### STATED EXERCISE
Edit the items from the line with "chart-ylabel: (USD) $0" to the line with "chart-point bbox=[656, 181, 664, 189]", changing every "chart-point" to "data-point" and leaving all else as it is. Return only those lines.
-------- DATA TO USE
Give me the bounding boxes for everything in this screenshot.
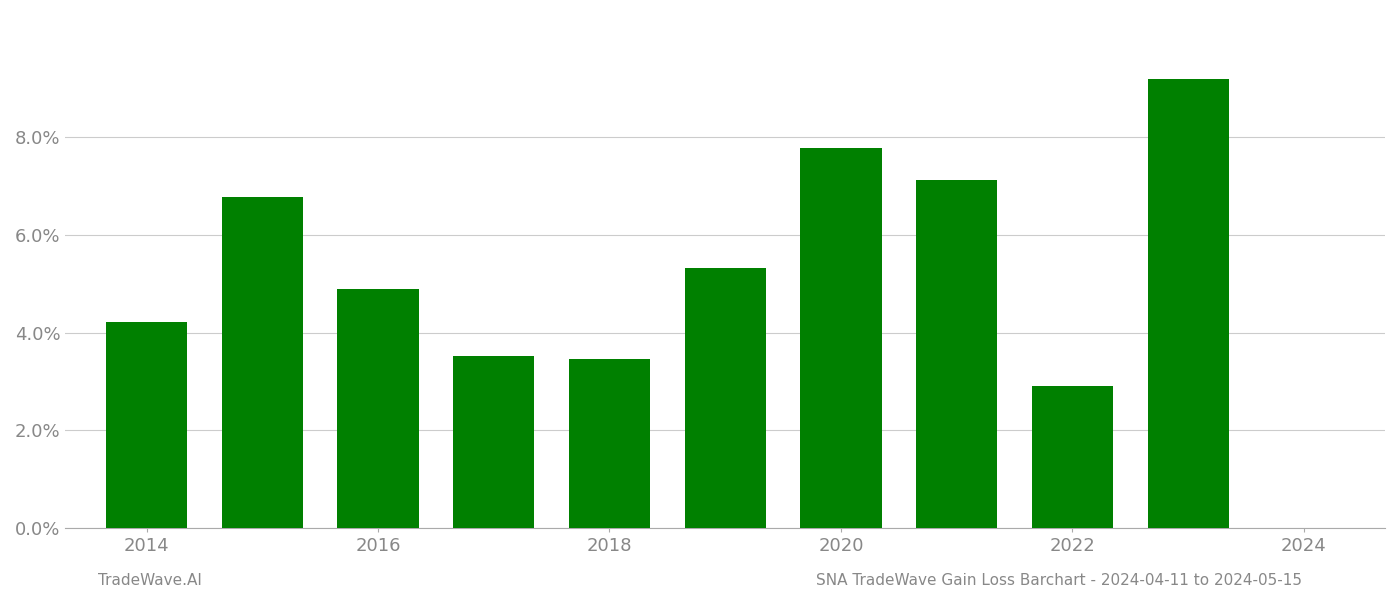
- Bar: [337, 289, 419, 528]
- Bar: [801, 148, 882, 528]
- Bar: [106, 322, 188, 528]
- Bar: [1148, 79, 1229, 528]
- Bar: [221, 197, 302, 528]
- Text: TradeWave.AI: TradeWave.AI: [98, 573, 202, 588]
- Bar: [1032, 386, 1113, 528]
- Bar: [685, 268, 766, 528]
- Text: SNA TradeWave Gain Loss Barchart - 2024-04-11 to 2024-05-15: SNA TradeWave Gain Loss Barchart - 2024-…: [816, 573, 1302, 588]
- Bar: [568, 359, 650, 528]
- Bar: [916, 180, 997, 528]
- Bar: [454, 356, 535, 528]
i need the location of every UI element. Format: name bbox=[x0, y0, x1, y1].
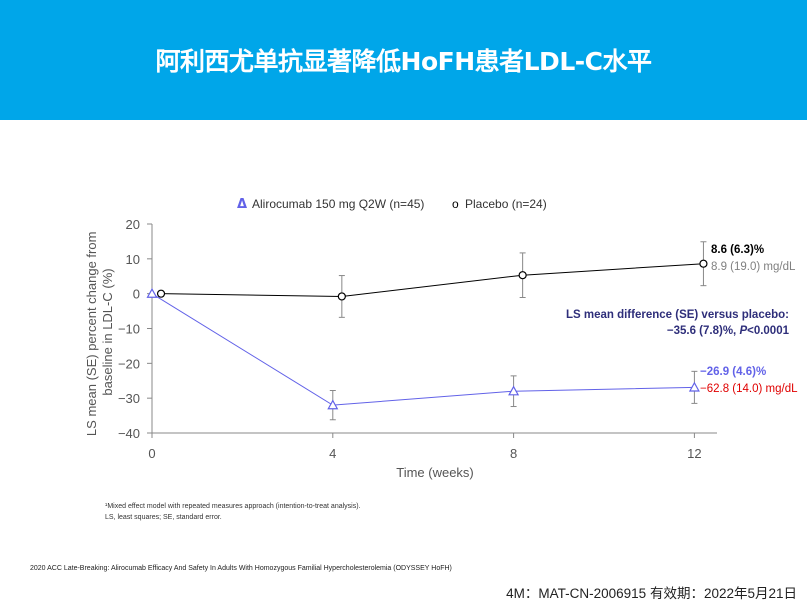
header-banner bbox=[0, 0, 807, 120]
difference-value: −35.6 (7.8)%, bbox=[667, 325, 740, 337]
alirocumab-abs-label: −62.8 (14.0) mg/dL bbox=[700, 383, 798, 395]
x-tick-label: 8 bbox=[510, 446, 517, 461]
y-tick-label: −40 bbox=[118, 426, 140, 441]
alirocumab-pct-label: −26.9 (4.6)% bbox=[700, 366, 766, 378]
placebo-pct-label: 8.6 (6.3)% bbox=[711, 244, 764, 256]
legend-marker-placebo: o bbox=[452, 197, 459, 211]
y-tick-label: −10 bbox=[118, 322, 140, 337]
x-axis-title: Time (weeks) bbox=[396, 465, 474, 480]
placebo-point bbox=[699, 259, 708, 268]
alirocumab-point bbox=[146, 287, 158, 298]
y-tick-label: 0 bbox=[133, 287, 140, 302]
y-tick-label: −30 bbox=[118, 391, 140, 406]
placebo-abs-label: 8.9 (19.0) mg/dL bbox=[711, 261, 796, 273]
difference-line1: LS mean difference (SE) versus placebo: bbox=[566, 309, 789, 321]
y-tick-label: 20 bbox=[126, 217, 140, 232]
reference-citation: 2020 ACC Late-Breaking: Alirocumab Effic… bbox=[30, 565, 452, 572]
difference-p-symbol: P bbox=[739, 325, 747, 337]
y-tick-label: −20 bbox=[118, 356, 140, 371]
difference-p-value: <0.0001 bbox=[747, 325, 789, 337]
alirocumab-point bbox=[327, 399, 339, 410]
placebo-point bbox=[337, 292, 346, 301]
alirocumab-point bbox=[508, 385, 520, 396]
placebo-point bbox=[156, 289, 166, 298]
alirocumab-point bbox=[688, 381, 700, 392]
footnote-2: LS, least squares; SE, standard error. bbox=[105, 514, 222, 521]
x-tick-label: 12 bbox=[687, 446, 701, 461]
x-tick-label: 0 bbox=[148, 446, 155, 461]
footer-code: 4M：MAT-CN-2006915 有效期：2022年5月21日 bbox=[506, 586, 797, 601]
legend-label-alirocumab: Alirocumab 150 mg Q2W (n=45) bbox=[252, 197, 424, 211]
legend-label-placebo: Placebo (n=24) bbox=[465, 197, 547, 211]
page-title: 阿利西尤单抗显著降低HoFH患者LDL-C水平 bbox=[155, 47, 652, 76]
alirocumab-line bbox=[151, 293, 695, 406]
placebo-point bbox=[518, 271, 527, 280]
x-tick-label: 4 bbox=[329, 446, 336, 461]
difference-line2: −35.6 (7.8)%, P<0.0001 bbox=[667, 325, 790, 337]
y-tick-label: 10 bbox=[126, 252, 140, 267]
legend-marker-alirocumab: Δ bbox=[237, 197, 247, 212]
footnote-1: ¹Mixed effect model with repeated measur… bbox=[105, 503, 361, 510]
y-axis-title: LS mean (SE) percent change from baselin… bbox=[84, 228, 115, 436]
placebo-line bbox=[161, 263, 704, 297]
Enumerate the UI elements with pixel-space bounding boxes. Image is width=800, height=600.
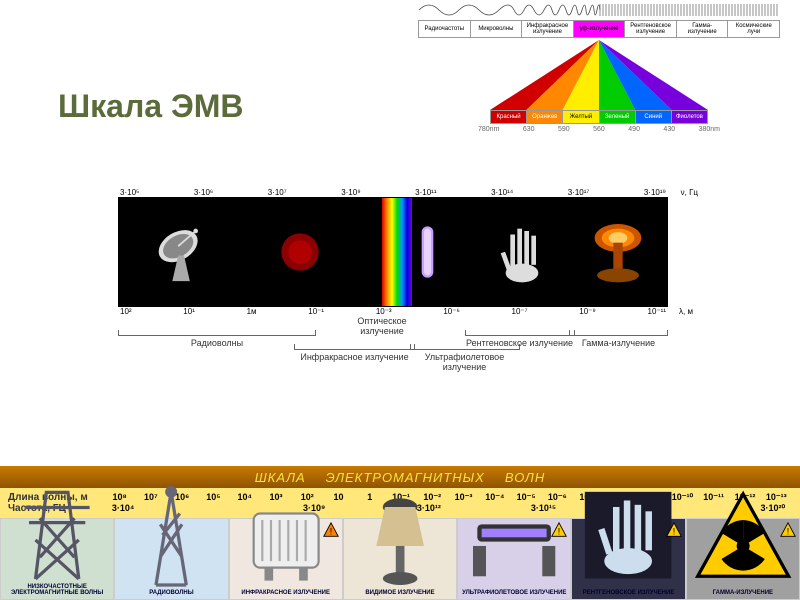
wave-tick-6: 10⁻⁷ <box>512 307 528 316</box>
freq-tick-7: 3·10¹⁹ <box>644 188 666 197</box>
bottom-caption-1: РАДИОВОЛНЫ <box>148 589 194 597</box>
optical-label: Оптическое излучение <box>342 316 422 336</box>
bottom-image-1: РАДИОВОЛНЫ <box>114 518 228 600</box>
svg-text:!: ! <box>787 527 790 537</box>
mini-band-6: Космические лучи <box>728 21 779 37</box>
mini-band-0: Радиочастоты <box>419 21 471 37</box>
color-label-row: КрасныйОранжевЖелтыйЗеленыйСинийФиолетов <box>490 110 708 124</box>
freq-tick-3: 3·10⁹ <box>341 188 360 197</box>
bottom-caption-3: ВИДИМОЕ ИЗЛУЧЕНИЕ <box>364 589 435 597</box>
region-4: Гамма-излучение <box>569 330 668 348</box>
bottom-caption-6: ГАММА-ИЗЛУЧЕНИЕ <box>712 589 774 597</box>
wave-tick-2: 1м <box>247 307 257 316</box>
mini-band-5: Гамма-излучение <box>677 21 729 37</box>
freq-tick-0: 3·10⁵ <box>120 188 139 197</box>
warning-sign-icon: ! <box>665 521 683 539</box>
wl-nm-1: 630 <box>523 126 535 133</box>
wavelength-scale: 10²10¹1м10⁻¹10⁻³10⁻⁶10⁻⁷10⁻⁹10⁻¹¹λ, м <box>118 306 668 316</box>
wl-nm-3: 560 <box>593 126 605 133</box>
bottom-image-4: ! УЛЬТРАФИОЛЕТОВОЕ ИЗЛУЧЕНИЕ <box>457 518 571 600</box>
frequency-scale: 3·10⁵ 3·10⁶ 3·10⁷ 3·10⁹ 3·10¹¹ 3·10¹⁴ 3·10¹⁷ 3·… <box>118 188 668 198</box>
wl-nm-4: 490 <box>628 126 640 133</box>
region-2: Ультрафиолетовое излучение <box>410 344 520 372</box>
freq-unit: ν, Гц <box>681 188 698 197</box>
freq-tick-4: 3·10¹¹ <box>415 188 436 197</box>
svg-text:!: ! <box>330 527 333 537</box>
bottom-image-6: ! ГАММА-ИЗЛУЧЕНИЕ <box>686 518 800 600</box>
wave-tick-5: 10⁻⁶ <box>443 307 459 316</box>
freq-tick-5: 3·10¹⁴ <box>491 188 513 197</box>
prism-rays <box>418 40 780 110</box>
gamma-explosion-icon <box>567 198 668 306</box>
wl-nm-2: 590 <box>558 126 570 133</box>
wave-frequency-line <box>418 0 780 20</box>
wave-tick-3: 10⁻¹ <box>308 307 324 316</box>
freq-tick-1: 3·10⁶ <box>194 188 213 197</box>
region-brackets: Оптическое излучение РадиоволныИнфракрас… <box>118 316 668 366</box>
color-label-5: Фиолетов <box>672 111 707 123</box>
mini-band-4: Рентгеновское излучение <box>625 21 677 37</box>
visible-spectrum-strip <box>382 198 412 306</box>
wave-tick-8: 10⁻¹¹ <box>648 307 666 316</box>
color-label-3: Зеленый <box>600 111 636 123</box>
xray-hand-icon <box>476 198 567 306</box>
wave-unit: λ, м <box>679 307 693 316</box>
infrared-glow-icon <box>249 198 350 306</box>
region-3: Рентгеновское излучение <box>465 330 575 348</box>
slide-title: Шкала ЭМВ <box>58 88 244 125</box>
wave-tick-7: 10⁻⁹ <box>579 307 596 316</box>
black-band <box>118 198 668 306</box>
bottom-caption-4: УЛЬТРАФИОЛЕТОВОЕ ИЗЛУЧЕНИЕ <box>461 589 567 597</box>
mini-spectrum-diagram: РадиочастотыМикроволныИнфракрасное излуч… <box>418 0 780 133</box>
color-label-4: Синий <box>636 111 672 123</box>
bottom-image-strip: НИЗКОЧАСТОТНЫЕ ЭЛЕКТРОМАГНИТНЫЕ ВОЛНЫ РАД… <box>0 518 800 600</box>
mini-band-3: уф-излучение <box>574 21 626 37</box>
bottom-image-3: ВИДИМОЕ ИЗЛУЧЕНИЕ <box>343 518 457 600</box>
main-em-chart: 3·10⁵ 3·10⁶ 3·10⁷ 3·10⁹ 3·10¹¹ 3·10¹⁴ 3·10¹⁷ 3·… <box>118 188 668 366</box>
warning-sign-icon: ! <box>779 521 797 539</box>
svg-text:!: ! <box>558 527 561 537</box>
wave-tick-1: 10¹ <box>183 307 195 316</box>
bottom-icon-1 <box>117 481 225 589</box>
wl-nm-0: 780nm <box>478 126 499 133</box>
bottom-image-2: ! ИНФРАКРАСНОЕ ИЗЛУЧЕНИЕ <box>229 518 343 600</box>
mini-band-2: Инфракрасное излучение <box>522 21 574 37</box>
bottom-image-5: ! РЕНТГЕНОВСКОЕ ИЗЛУЧЕНИЕ <box>571 518 685 600</box>
freq-tick-2: 3·10⁷ <box>268 188 287 197</box>
mini-band-1: Микроволны <box>471 21 523 37</box>
bottom-caption-2: ИНФРАКРАСНОЕ ИЗЛУЧЕНИЕ <box>240 589 331 597</box>
freq-tick-6: 3·10¹⁷ <box>568 188 590 197</box>
wave-tick-4: 10⁻³ <box>376 307 392 316</box>
wl-nm-5: 430 <box>663 126 675 133</box>
warning-sign-icon: ! <box>322 521 340 539</box>
svg-text:!: ! <box>672 527 675 537</box>
color-label-1: Оранжев <box>527 111 563 123</box>
wl-nm-6: 380nm <box>699 126 720 133</box>
region-0: Радиоволны <box>118 330 316 348</box>
mini-band-row: РадиочастотыМикроволныИнфракрасное излуч… <box>418 20 780 38</box>
bottom-caption-0: НИЗКОЧАСТОТНЫЕ ЭЛЕКТРОМАГНИТНЫЕ ВОЛНЫ <box>3 583 111 597</box>
wavelength-nm-row: 780nm 630 590 560 490 430 380nm <box>478 126 720 133</box>
wave-tick-0: 10² <box>120 307 132 316</box>
region-1: Инфракрасное излучение <box>294 344 415 362</box>
color-label-0: Красный <box>491 111 527 123</box>
warning-sign-icon: ! <box>550 521 568 539</box>
bottom-icon-0 <box>3 475 111 583</box>
bottom-icon-3 <box>346 481 454 589</box>
bottom-image-0: НИЗКОЧАСТОТНЫЕ ЭЛЕКТРОМАГНИТНЫЕ ВОЛНЫ <box>0 518 114 600</box>
bottom-caption-5: РЕНТГЕНОВСКОЕ ИЗЛУЧЕНИЕ <box>582 589 676 597</box>
color-label-2: Желтый <box>563 111 599 123</box>
radio-dish-icon <box>118 198 249 306</box>
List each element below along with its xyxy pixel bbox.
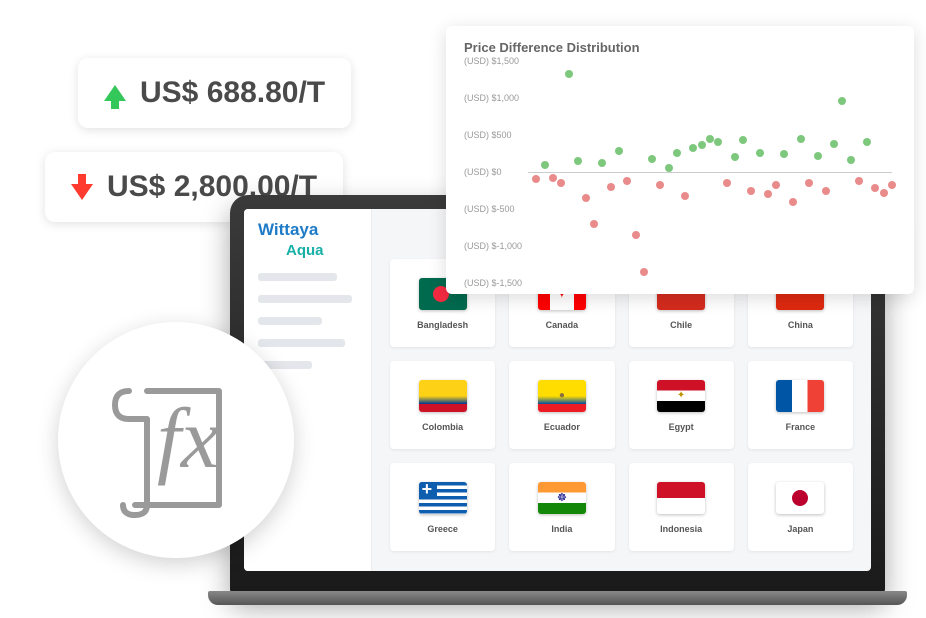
chart-ylabel: (USD) $0 bbox=[464, 167, 502, 177]
chart-point bbox=[747, 187, 755, 195]
chart-point bbox=[648, 155, 656, 163]
chart-point bbox=[640, 268, 648, 276]
flag-ecuador-icon bbox=[538, 380, 586, 412]
chart-point bbox=[549, 174, 557, 182]
chart-point bbox=[731, 153, 739, 161]
chart-point bbox=[656, 181, 664, 189]
country-label: Canada bbox=[546, 320, 579, 330]
chart-point bbox=[855, 177, 863, 185]
arrow-down-icon bbox=[71, 184, 93, 200]
fx-label: fx bbox=[157, 390, 219, 486]
chart-point bbox=[756, 149, 764, 157]
country-label: Chile bbox=[670, 320, 692, 330]
chart-point bbox=[582, 194, 590, 202]
chart-card: Price Difference Distribution (USD) $1,5… bbox=[446, 26, 914, 294]
chart-ylabel: (USD) $1,500 bbox=[464, 56, 519, 66]
price-up-value: US$ 688.80/T bbox=[140, 76, 325, 110]
chart-point bbox=[838, 97, 846, 105]
flag-indonesia-icon bbox=[657, 482, 705, 514]
chart-point bbox=[789, 198, 797, 206]
chart-point bbox=[830, 140, 838, 148]
country-card-indonesia[interactable]: Indonesia bbox=[629, 463, 734, 551]
country-card-japan[interactable]: Japan bbox=[748, 463, 853, 551]
chart-plot bbox=[528, 61, 892, 283]
chart-ylabel: (USD) $-1,000 bbox=[464, 241, 522, 251]
chart-point bbox=[871, 184, 879, 192]
price-up-badge: US$ 688.80/T bbox=[78, 58, 351, 128]
fx-formula-icon: fx bbox=[58, 322, 294, 558]
country-label: Greece bbox=[427, 524, 458, 534]
chart-ylabel: (USD) $-500 bbox=[464, 204, 515, 214]
chart-point bbox=[665, 164, 673, 172]
country-card-ecuador[interactable]: Ecuador bbox=[509, 361, 614, 449]
chart-point bbox=[797, 135, 805, 143]
chart-point bbox=[590, 220, 598, 228]
country-card-colombia[interactable]: Colombia bbox=[390, 361, 495, 449]
chart-point bbox=[814, 152, 822, 160]
sidebar-skeleton bbox=[258, 273, 337, 281]
chart-point bbox=[698, 141, 706, 149]
chart-point bbox=[681, 192, 689, 200]
chart-point bbox=[706, 135, 714, 143]
chart-point bbox=[541, 161, 549, 169]
chart-point bbox=[822, 187, 830, 195]
sidebar-skeleton bbox=[258, 339, 345, 347]
chart-point bbox=[574, 157, 582, 165]
chart-point bbox=[888, 181, 896, 189]
chart-point bbox=[689, 144, 697, 152]
chart-area: (USD) $1,500(USD) $1,000(USD) $500(USD) … bbox=[464, 61, 896, 283]
chart-point bbox=[598, 159, 606, 167]
country-label: Bangladesh bbox=[417, 320, 468, 330]
sidebar-skeleton bbox=[258, 295, 352, 303]
chart-ylabel: (USD) $500 bbox=[464, 130, 512, 140]
flag-france-icon bbox=[776, 380, 824, 412]
chart-point bbox=[772, 181, 780, 189]
arrow-up-icon bbox=[104, 85, 126, 101]
chart-point bbox=[607, 183, 615, 191]
country-label: Ecuador bbox=[544, 422, 580, 432]
chart-point bbox=[557, 179, 565, 187]
country-label: India bbox=[551, 524, 572, 534]
chart-point bbox=[565, 70, 573, 78]
chart-ylabel: (USD) $1,000 bbox=[464, 93, 519, 103]
chart-point bbox=[847, 156, 855, 164]
chart-ylabel: (USD) $-1,500 bbox=[464, 278, 522, 288]
chart-point bbox=[532, 175, 540, 183]
flag-india-icon bbox=[538, 482, 586, 514]
country-label: Egypt bbox=[669, 422, 694, 432]
chart-point bbox=[623, 177, 631, 185]
flag-colombia-icon bbox=[419, 380, 467, 412]
country-label: France bbox=[786, 422, 816, 432]
chart-point bbox=[805, 179, 813, 187]
flag-japan-icon bbox=[776, 482, 824, 514]
chart-point bbox=[863, 138, 871, 146]
chart-title: Price Difference Distribution bbox=[464, 40, 896, 55]
chart-point bbox=[764, 190, 772, 198]
chart-point bbox=[673, 149, 681, 157]
logo-primary: Wittaya bbox=[258, 221, 357, 238]
country-label: Indonesia bbox=[660, 524, 702, 534]
country-card-india[interactable]: India bbox=[509, 463, 614, 551]
sidebar-skeleton bbox=[258, 317, 322, 325]
chart-point bbox=[615, 147, 623, 155]
chart-point bbox=[880, 189, 888, 197]
flag-greece-icon bbox=[419, 482, 467, 514]
chart-point bbox=[780, 150, 788, 158]
country-card-france[interactable]: France bbox=[748, 361, 853, 449]
chart-zero-line bbox=[528, 172, 892, 173]
country-card-egypt[interactable]: Egypt bbox=[629, 361, 734, 449]
chart-point bbox=[739, 136, 747, 144]
logo-secondary: Aqua bbox=[286, 242, 357, 259]
chart-point bbox=[632, 231, 640, 239]
country-card-greece[interactable]: Greece bbox=[390, 463, 495, 551]
flag-egypt-icon bbox=[657, 380, 705, 412]
country-label: China bbox=[788, 320, 813, 330]
chart-point bbox=[714, 138, 722, 146]
country-label: Colombia bbox=[422, 422, 463, 432]
country-label: Japan bbox=[787, 524, 813, 534]
chart-point bbox=[723, 179, 731, 187]
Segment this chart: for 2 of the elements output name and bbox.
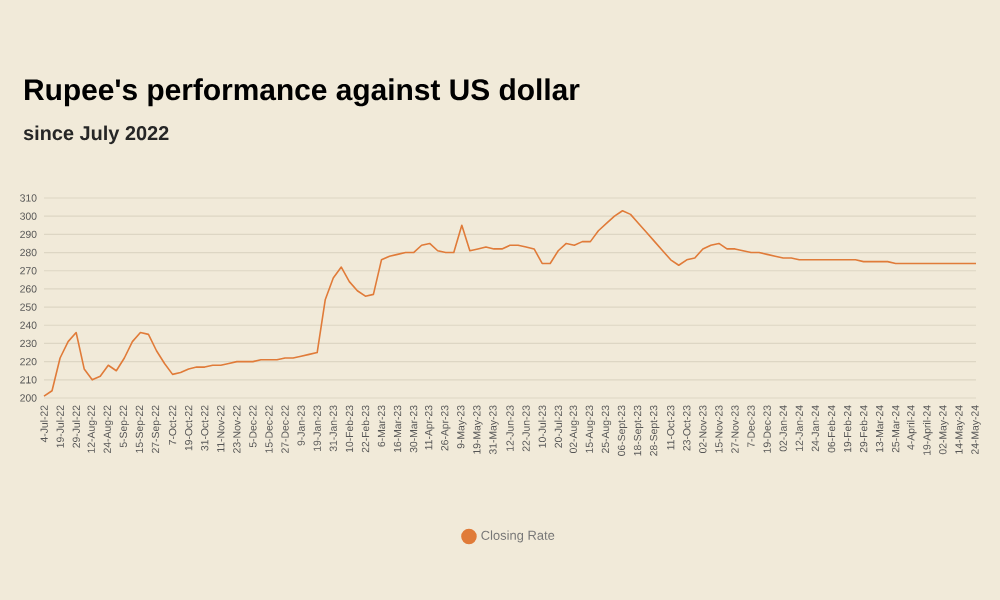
----------------
### WRITTEN RESPONSE
chart-ylabel: (USD) $0 bbox=[464, 167, 502, 177]
data-point bbox=[747, 187, 755, 195]
data-point bbox=[648, 155, 656, 163]
data-point bbox=[640, 268, 648, 276]
flag-ecuador-icon bbox=[538, 380, 586, 412]
data-point bbox=[549, 174, 557, 182]
data-point bbox=[731, 153, 739, 161]
data-point bbox=[656, 181, 664, 189]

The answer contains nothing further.